YOUR GOAL: Omit every picture and return the rest of the data unaltered.

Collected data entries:
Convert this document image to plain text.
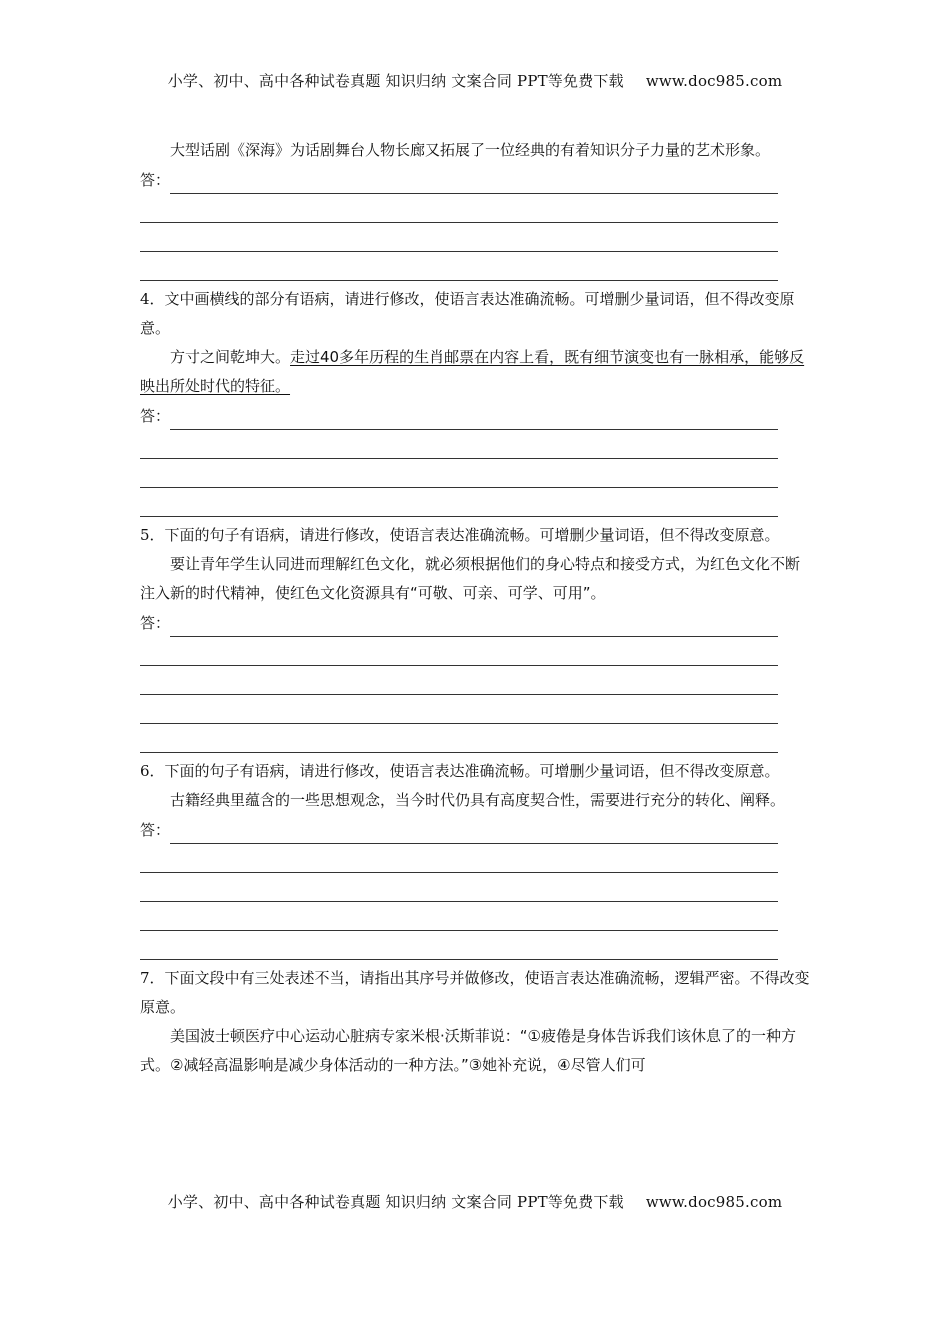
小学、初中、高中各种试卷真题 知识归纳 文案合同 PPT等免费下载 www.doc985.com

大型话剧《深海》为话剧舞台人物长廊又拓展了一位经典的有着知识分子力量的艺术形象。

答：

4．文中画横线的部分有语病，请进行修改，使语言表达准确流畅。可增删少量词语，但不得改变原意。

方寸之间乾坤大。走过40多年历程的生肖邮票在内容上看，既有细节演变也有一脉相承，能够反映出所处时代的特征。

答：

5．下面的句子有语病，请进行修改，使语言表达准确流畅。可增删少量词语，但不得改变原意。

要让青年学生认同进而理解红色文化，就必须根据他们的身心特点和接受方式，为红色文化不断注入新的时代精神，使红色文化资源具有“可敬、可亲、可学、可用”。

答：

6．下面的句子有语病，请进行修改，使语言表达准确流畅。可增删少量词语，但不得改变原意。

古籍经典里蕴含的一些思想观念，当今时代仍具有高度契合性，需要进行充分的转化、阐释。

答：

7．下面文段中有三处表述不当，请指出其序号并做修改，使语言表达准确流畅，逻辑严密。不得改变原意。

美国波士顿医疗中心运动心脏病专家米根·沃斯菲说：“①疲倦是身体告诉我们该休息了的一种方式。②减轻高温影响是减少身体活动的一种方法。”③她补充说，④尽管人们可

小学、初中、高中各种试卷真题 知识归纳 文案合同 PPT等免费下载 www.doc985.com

THE ANSWER:
Convert this document image to plain text.
小学、初中、高中各种试卷真题 知识归纳 文案合同 PPT等免费下载 www.doc985.com

大型话剧《深海》为话剧舞台人物长廊又拓展了一位经典的有着知识分子力量的艺术形象。

答：

4．文中画横线的部分有语病，请进行修改，使语言表达准确流畅。可增删少量词语，但不得改变原意。

方寸之间乾坤大。走过40多年历程的生肖邮票在内容上看，既有细节演变也有一脉相承，能够反映出所处时代的特征。

答：

5．下面的句子有语病，请进行修改，使语言表达准确流畅。可增删少量词语，但不得改变原意。

要让青年学生认同进而理解红色文化，就必须根据他们的身心特点和接受方式，为红色文化不断注入新的时代精神，使红色文化资源具有“可敬、可亲、可学、可用”。

答：

6．下面的句子有语病，请进行修改，使语言表达准确流畅。可增删少量词语，但不得改变原意。

古籍经典里蕴含的一些思想观念，当今时代仍具有高度契合性，需要进行充分的转化、阐释。

答：

7．下面文段中有三处表述不当，请指出其序号并做修改，使语言表达准确流畅，逻辑严密。不得改变原意。

美国波士顿医疗中心运动心脏病专家米根·沃斯菲说：“①疲倦是身体告诉我们该休息了的一种方式。②减轻高温影响是减少身体活动的一种方法。”③她补充说，④尽管人们可

小学、初中、高中各种试卷真题 知识归纳 文案合同 PPT等免费下载 www.doc985.com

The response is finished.